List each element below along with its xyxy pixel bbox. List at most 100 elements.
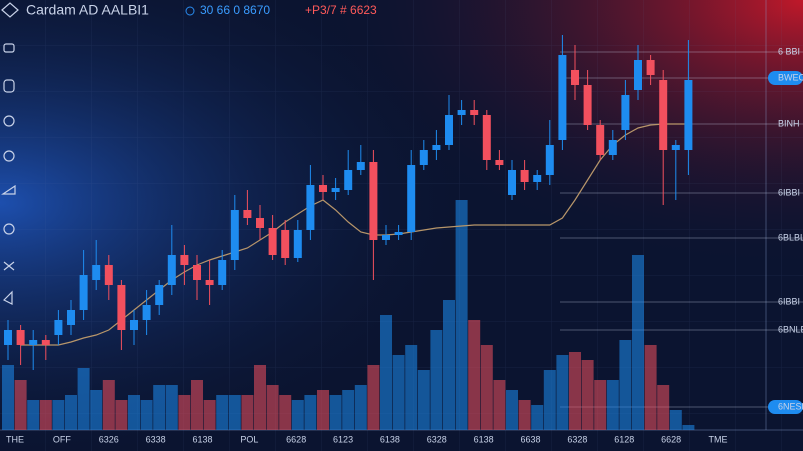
volume-bar	[644, 345, 657, 430]
candle-body	[356, 162, 365, 170]
candle-body	[230, 210, 239, 260]
volume-bar	[291, 400, 304, 430]
candle-body	[684, 80, 693, 150]
volume-bar	[543, 370, 556, 430]
volume-bar	[228, 395, 241, 430]
price-pill	[768, 71, 803, 85]
volume-bar	[329, 395, 342, 430]
candle-body	[558, 55, 567, 140]
x-tick-label: 6128	[614, 434, 634, 444]
volume-bar	[128, 395, 140, 430]
volume-bar	[90, 390, 103, 430]
volume-bar	[455, 200, 468, 430]
candle-body	[596, 125, 605, 155]
candle-body	[432, 145, 441, 150]
icon[interactable]	[3, 79, 15, 93]
volume-bar	[594, 380, 607, 430]
candle-body	[92, 265, 101, 280]
volume-bar	[65, 395, 77, 430]
candle-body	[218, 260, 227, 285]
y-tick-label: BWEC	[778, 72, 803, 82]
candle-body	[67, 310, 75, 325]
x-tick-label: THE	[6, 434, 24, 444]
icon[interactable]	[3, 150, 15, 162]
volume-bar	[606, 380, 619, 430]
x-tick-label: 6138	[192, 434, 212, 444]
candle-body	[659, 80, 668, 150]
candle-body	[583, 85, 592, 125]
volume-bar	[367, 365, 380, 430]
volume-bar	[430, 330, 443, 430]
volume-bar	[317, 390, 329, 430]
volume-bar	[165, 385, 178, 430]
volume-bar	[14, 380, 27, 430]
y-tick-label: 6 BBI	[778, 46, 800, 56]
candle-body	[130, 320, 138, 330]
status-dot	[185, 6, 195, 16]
candle-body	[634, 60, 642, 90]
candle-body	[306, 185, 315, 230]
volume-bar	[241, 395, 254, 430]
x-tick-label: 6338	[146, 434, 166, 444]
candle-body	[117, 285, 126, 330]
x-tick-label: 6326	[99, 434, 119, 444]
candle-body	[495, 160, 504, 165]
volume-bar	[354, 385, 367, 430]
volume-bar	[216, 395, 229, 430]
candle-body	[293, 230, 302, 258]
y-tick-label: 6NESE	[778, 401, 803, 411]
volume-bar	[191, 380, 203, 430]
volume-bar	[153, 385, 166, 430]
volume-bar	[77, 368, 90, 430]
icon[interactable]	[1, 184, 16, 195]
y-tick-label: 6IBBI	[778, 187, 800, 197]
candle-body	[16, 330, 25, 345]
icon[interactable]	[3, 115, 15, 127]
volume-bar	[468, 320, 481, 430]
candle-body	[621, 95, 630, 130]
volume-bar	[39, 400, 52, 430]
candle-body	[407, 165, 416, 232]
volume-bar	[102, 380, 115, 430]
candle-body	[4, 330, 12, 345]
logo	[1, 2, 19, 18]
x-tick-label: 6138	[474, 434, 494, 444]
volume-bar	[52, 400, 65, 430]
volume-bar	[443, 300, 455, 430]
x-tick-label: POL	[240, 434, 258, 444]
x-tick-label: 6328	[427, 434, 447, 444]
volume-bar	[380, 315, 392, 430]
volume-bars	[2, 200, 695, 430]
candle-body	[470, 110, 479, 115]
candle-body	[319, 185, 327, 192]
moving-average	[20, 123, 689, 346]
volume-bar	[266, 385, 279, 430]
candle-body	[457, 110, 466, 115]
candle-body	[142, 305, 151, 320]
volume-bar	[556, 355, 569, 430]
icon[interactable]	[3, 43, 15, 53]
candle-body	[419, 150, 428, 165]
candle-body	[520, 170, 529, 182]
candle-body	[482, 115, 491, 160]
x-tick-label: 6123	[333, 434, 353, 444]
volume-bar	[518, 400, 531, 430]
y-tick-label: 6BNLE	[778, 324, 803, 334]
y-tick-label: 6IBBI	[778, 296, 800, 306]
icon[interactable]	[3, 261, 15, 271]
icon[interactable]	[2, 290, 13, 305]
volume-bar	[27, 400, 40, 430]
volume-bar	[115, 400, 128, 430]
candle-body	[205, 280, 214, 285]
candle-body	[281, 230, 290, 258]
volume-bar	[405, 345, 418, 430]
candle-body	[104, 265, 113, 285]
icon[interactable]	[3, 223, 15, 235]
candle-body	[193, 265, 201, 280]
volume-bar	[669, 410, 682, 430]
candle-body	[508, 170, 516, 195]
x-tick-label: 6628	[286, 434, 306, 444]
candle-body	[268, 228, 277, 255]
volume-bar	[480, 345, 493, 430]
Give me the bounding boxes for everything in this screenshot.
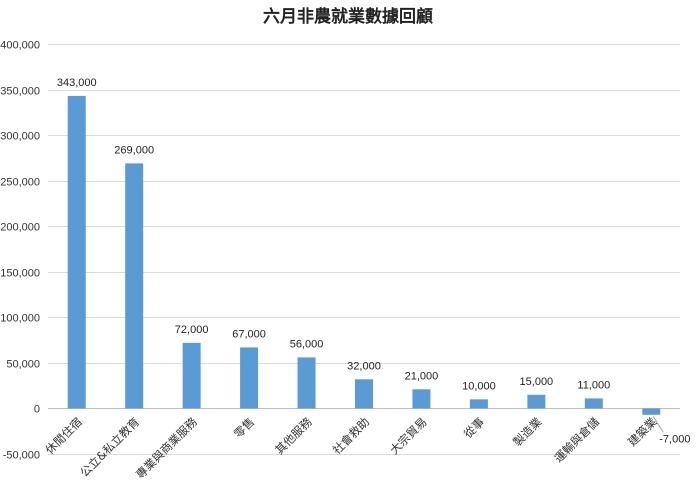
data-label: 10,000 [462, 380, 496, 392]
y-axis-ticks: -50,000 0 50,000 100,000 150,000 200,000 250,0… [0, 40, 40, 462]
data-label: -7,000 [659, 433, 690, 445]
bar [527, 394, 546, 409]
x-tick-label: 休閒住宿 [42, 415, 84, 457]
data-label: 269,000 [114, 144, 154, 156]
x-tick-label: 大宗貿易 [387, 415, 429, 457]
x-tick-label: 公立&私立教育 [77, 415, 142, 480]
bar [412, 389, 431, 409]
x-tick-label: 零售 [231, 415, 257, 441]
x-tick-label: 社會救助 [330, 415, 372, 457]
y-tick-label: 300,000 [0, 131, 40, 143]
bar [182, 342, 201, 409]
bar [240, 347, 259, 409]
y-tick-label: 350,000 [0, 86, 40, 98]
data-label: 343,000 [57, 77, 97, 89]
bar [642, 408, 661, 415]
x-tick-label: 製造業 [510, 414, 545, 449]
data-label: 15,000 [520, 376, 554, 388]
bar [469, 399, 488, 409]
data-label: 67,000 [232, 328, 266, 340]
y-tick-label: 0 [34, 404, 40, 416]
data-label: 56,000 [290, 338, 324, 350]
bars [67, 95, 661, 415]
data-label: 72,000 [175, 324, 209, 336]
x-tick-label: 其他服務 [272, 414, 315, 457]
data-label: 21,000 [405, 370, 439, 382]
bar [125, 163, 144, 409]
bar [355, 379, 373, 409]
y-tick-label: 50,000 [6, 359, 40, 371]
data-label: 11,000 [577, 379, 610, 391]
y-tick-label: 150,000 [0, 268, 40, 280]
x-tick-label: 運輸與倉儲 [551, 414, 602, 465]
y-tick-label: 250,000 [0, 177, 40, 189]
x-tick-label: 專業與商業服務 [133, 414, 200, 481]
y-tick-label: 100,000 [0, 313, 40, 325]
x-tick-label: 建築業 [625, 414, 660, 449]
chart-title: 六月非農就業數據回顧 [263, 6, 433, 27]
bar [67, 95, 86, 409]
data-label-leader [652, 416, 664, 433]
data-labels: 343,000 269,000 72,000 67,000 56,000 32,000 21… [57, 77, 691, 446]
data-label: 32,000 [347, 360, 381, 372]
y-tick-label: 200,000 [0, 222, 40, 234]
y-tick-label: 400,000 [0, 40, 40, 52]
gridlines [48, 44, 680, 455]
bar [297, 357, 316, 409]
x-tick-label: 從事 [461, 415, 487, 441]
bar [584, 398, 603, 409]
y-tick-label: -50,000 [3, 450, 40, 462]
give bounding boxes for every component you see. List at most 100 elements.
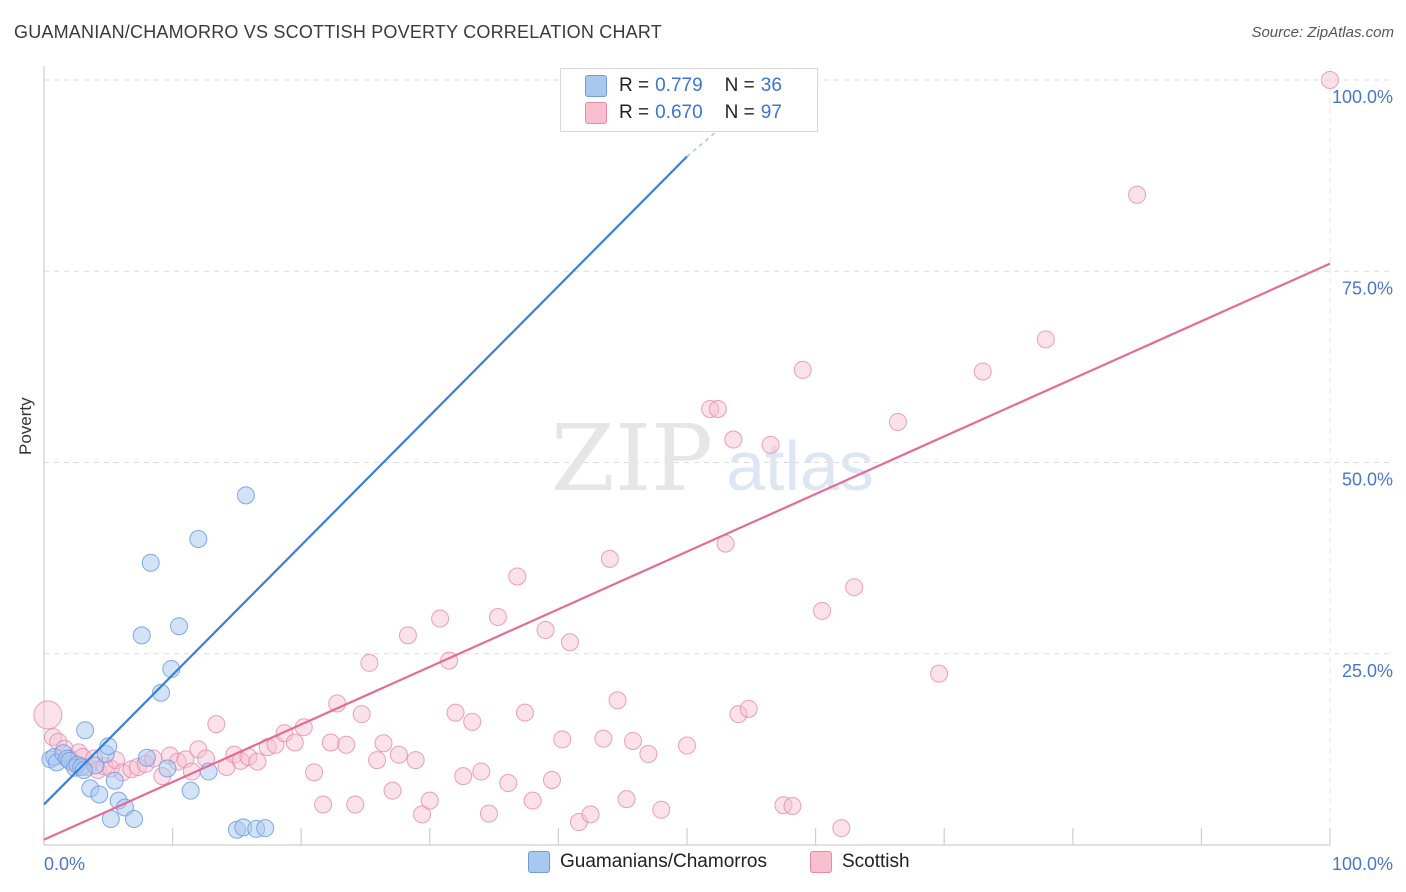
scottish-point — [774, 796, 793, 815]
scottish-point — [536, 621, 555, 640]
guamanian-point — [137, 748, 156, 767]
scottish-point — [488, 608, 507, 627]
scottish-point — [678, 736, 696, 755]
guamanian-point — [132, 626, 151, 645]
correlation-legend: R = 0.779 N = 36 R = 0.670 N = 97 — [560, 68, 818, 132]
scottish-point — [1128, 185, 1147, 204]
guamanian-point — [170, 617, 189, 636]
scottish-point — [463, 712, 482, 731]
scottish-point — [207, 715, 226, 734]
scottish-point — [33, 700, 63, 730]
scottish-point — [305, 763, 324, 782]
y-tick-label: 100.0% — [1332, 87, 1393, 107]
scottish-point — [420, 791, 439, 810]
legend-swatch-pink — [810, 851, 832, 873]
scottish-point — [793, 360, 812, 379]
scottish-point — [360, 653, 379, 672]
scottish-point — [701, 399, 720, 418]
gridlines — [44, 68, 1390, 845]
scottish-point — [832, 819, 851, 838]
legend-r-label: R = — [619, 75, 650, 96]
watermark-atlas: atlas — [726, 427, 874, 505]
y-tick-label: 25.0% — [1342, 661, 1393, 681]
legend-swatch-pink — [585, 102, 607, 124]
scottish-point — [729, 705, 748, 724]
guamanian-point — [152, 683, 171, 702]
x-tick-label: 0.0% — [44, 854, 85, 874]
watermark: ZIP atlas — [551, 405, 874, 512]
legend-row-scottish: R = 0.670 N = 97 — [585, 101, 804, 125]
scottish-point — [600, 549, 619, 568]
legend-swatch-blue — [528, 851, 550, 873]
legend-swatch-blue — [585, 75, 607, 97]
guamanian-point — [76, 721, 95, 740]
legend-n-value: 36 — [760, 75, 782, 96]
guamanian-point — [90, 785, 109, 804]
axes — [43, 66, 1331, 846]
tick-labels: 25.0% 50.0% 75.0% 100.0% 0.0% 100.0% — [44, 87, 1393, 874]
legend-r-label: R = — [619, 102, 650, 123]
watermark-zip: ZIP — [551, 405, 713, 512]
guamanian-point — [236, 486, 255, 505]
scottish-point — [581, 805, 600, 824]
legend-n-label: N = — [724, 75, 755, 96]
legend-n-label: N = — [724, 102, 755, 123]
legend-n-value: 97 — [760, 102, 782, 123]
guamanian-point — [158, 759, 177, 778]
scottish-point — [639, 744, 658, 763]
guamanian-trend-line — [43, 155, 688, 806]
scottish-point — [314, 795, 333, 814]
scottish-point — [374, 734, 393, 753]
scottish-point — [189, 740, 208, 759]
scottish-point — [337, 735, 356, 754]
scottish-point — [285, 733, 304, 752]
scottish-point — [499, 774, 518, 793]
chart-title: GUAMANIAN/CHAMORRO VS SCOTTISH POVERTY C… — [14, 22, 662, 42]
legend-r-value: 0.670 — [655, 102, 703, 123]
scottish-point — [845, 578, 864, 597]
scottish-point — [346, 795, 365, 814]
scottish-point — [479, 804, 498, 823]
scottish-point — [389, 745, 408, 764]
scottish-point — [542, 770, 561, 789]
guamanian-point — [189, 530, 208, 548]
scottish-point — [623, 731, 642, 750]
scottish-point — [446, 703, 465, 722]
scottish-point — [515, 703, 534, 722]
legend-label: Guamanians/Chamorros — [560, 851, 767, 872]
scottish-point — [888, 412, 907, 431]
scottish-point — [1036, 330, 1055, 349]
scottish-point — [973, 362, 992, 381]
scottish-point — [1321, 71, 1339, 89]
scottish-point — [431, 609, 450, 628]
scottish-point — [783, 796, 802, 815]
scottish-point — [398, 626, 417, 645]
scottish-point — [321, 733, 340, 752]
scottish-point — [413, 805, 432, 824]
guamanian-point — [99, 737, 118, 756]
scottish-point — [560, 633, 579, 652]
scottish-trend-line — [43, 262, 1331, 841]
scottish-point — [761, 435, 780, 454]
guamanian-point — [125, 809, 144, 828]
scottish-point — [508, 567, 527, 586]
scottish-point — [406, 751, 425, 770]
guamanian-point — [181, 781, 200, 800]
scottish-point — [368, 751, 387, 770]
scottish-point — [930, 664, 949, 683]
scottish-point — [652, 800, 671, 819]
guamanian-points — [41, 486, 275, 839]
guamanian-point — [256, 819, 275, 838]
scottish-point — [608, 691, 627, 710]
y-tick-label: 75.0% — [1342, 278, 1393, 298]
legend-item-guamanian[interactable]: Guamanians/Chamorros — [528, 851, 767, 873]
legend-label: Scottish — [842, 851, 910, 872]
scottish-point — [248, 752, 267, 771]
guamanian-point — [141, 553, 160, 572]
scottish-point — [383, 781, 402, 800]
y-tick-label: 50.0% — [1342, 470, 1393, 490]
guamanian-point — [74, 761, 93, 780]
scottish-point — [724, 430, 743, 449]
legend-item-scottish[interactable]: Scottish — [810, 851, 910, 873]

_Stated exercise_. Copy verbatim the lines from the one containing "scottish-point — [774, 796, 793, 815]" through the one containing "scottish-point — [1128, 185, 1147, 204]", both included.

_Task response_.
scottish-point — [774, 796, 793, 815]
scottish-point — [536, 621, 555, 640]
guamanian-point — [137, 748, 156, 767]
scottish-point — [488, 608, 507, 627]
scottish-point — [678, 736, 696, 755]
guamanian-point — [132, 626, 151, 645]
correlation-legend: R = 0.779 N = 36 R = 0.670 N = 97 — [560, 68, 818, 132]
scottish-point — [1128, 185, 1147, 204]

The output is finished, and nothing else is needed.